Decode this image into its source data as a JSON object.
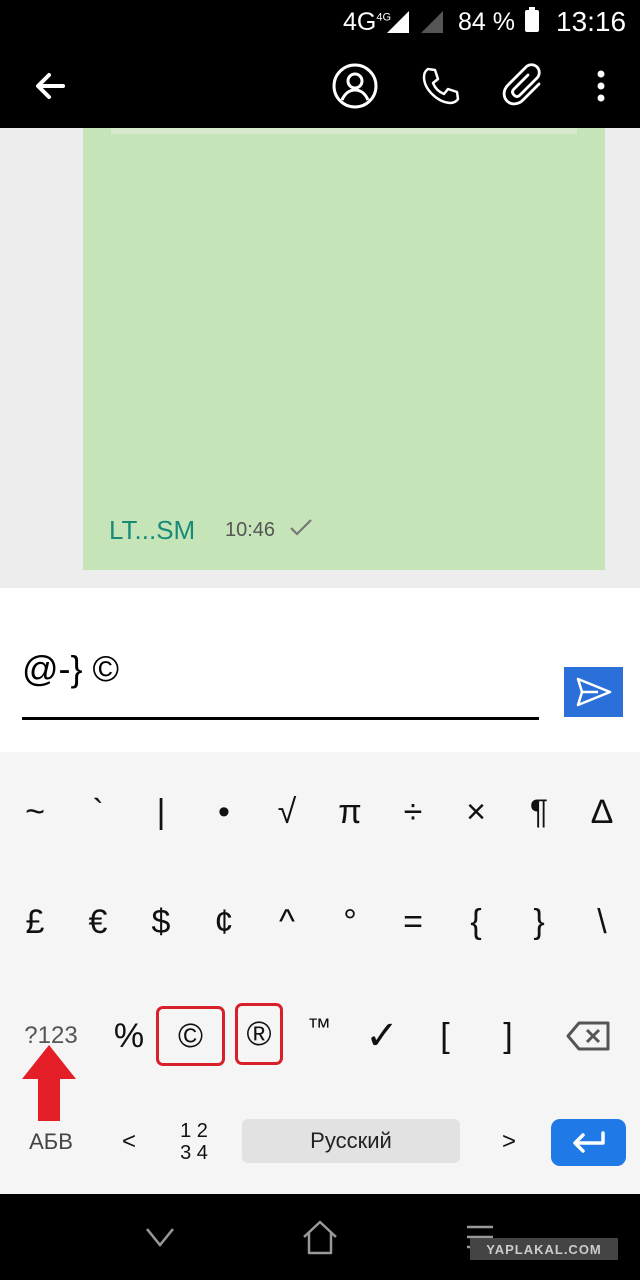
{
  "status_bar": {
    "network": "4G",
    "network_small": "4G",
    "battery_percent": "84 %",
    "time": "13:16"
  },
  "app_bar": {
    "icons": [
      "back-arrow-icon",
      "contact-icon",
      "phone-icon",
      "paperclip-icon",
      "more-vert-icon"
    ]
  },
  "message": {
    "sender": "LT...SM",
    "time": "10:46",
    "status_icon": "check-icon",
    "bubble_color": "#c5e5b8"
  },
  "composer": {
    "text": "@-} ©",
    "send_icon": "send-icon",
    "send_color": "#2b6fd8"
  },
  "keyboard": {
    "row1": [
      "~",
      "`",
      "|",
      "•",
      "√",
      "π",
      "÷",
      "×",
      "¶",
      "∆"
    ],
    "row2": [
      "£",
      "€",
      "$",
      "¢",
      "^",
      "°",
      "=",
      "{",
      "}",
      "\\"
    ],
    "row3": {
      "symbols_toggle": "?123",
      "keys": [
        "%",
        "©",
        "®",
        "™",
        "✓",
        "[",
        "]"
      ],
      "backspace_icon": "backspace-icon"
    },
    "row4": {
      "alpha_toggle": "АБВ",
      "less_than": "<",
      "numpad_top": "1 2",
      "numpad_bottom": "3 4",
      "space_label": "Русский",
      "greater_than": ">",
      "enter_icon": "enter-icon"
    },
    "highlight_color": "#d8202a"
  },
  "nav_bar": {
    "icons": [
      "chevron-down-icon",
      "home-icon",
      "menu-icon"
    ]
  },
  "watermark": "YAPLAKAL.COM"
}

────────────────────────────────────────

The request: Your job is to transcribe the entries above exactly; skip the pictures.

Result:
Decode this image into its source data as a JSON object.
{
  "status_bar": {
    "network": "4G",
    "network_small": "4G",
    "battery_percent": "84 %",
    "time": "13:16"
  },
  "app_bar": {
    "icons": [
      "back-arrow-icon",
      "contact-icon",
      "phone-icon",
      "paperclip-icon",
      "more-vert-icon"
    ]
  },
  "message": {
    "sender": "LT...SM",
    "time": "10:46",
    "status_icon": "check-icon",
    "bubble_color": "#c5e5b8"
  },
  "composer": {
    "text": "@-} ©",
    "send_icon": "send-icon",
    "send_color": "#2b6fd8"
  },
  "keyboard": {
    "row1": [
      "~",
      "`",
      "|",
      "•",
      "√",
      "π",
      "÷",
      "×",
      "¶",
      "∆"
    ],
    "row2": [
      "£",
      "€",
      "$",
      "¢",
      "^",
      "°",
      "=",
      "{",
      "}",
      "\\"
    ],
    "row3": {
      "symbols_toggle": "?123",
      "keys": [
        "%",
        "©",
        "®",
        "™",
        "✓",
        "[",
        "]"
      ],
      "backspace_icon": "backspace-icon"
    },
    "row4": {
      "alpha_toggle": "АБВ",
      "less_than": "<",
      "numpad_top": "1 2",
      "numpad_bottom": "3 4",
      "space_label": "Русский",
      "greater_than": ">",
      "enter_icon": "enter-icon"
    },
    "highlight_color": "#d8202a"
  },
  "nav_bar": {
    "icons": [
      "chevron-down-icon",
      "home-icon",
      "menu-icon"
    ]
  },
  "watermark": "YAPLAKAL.COM"
}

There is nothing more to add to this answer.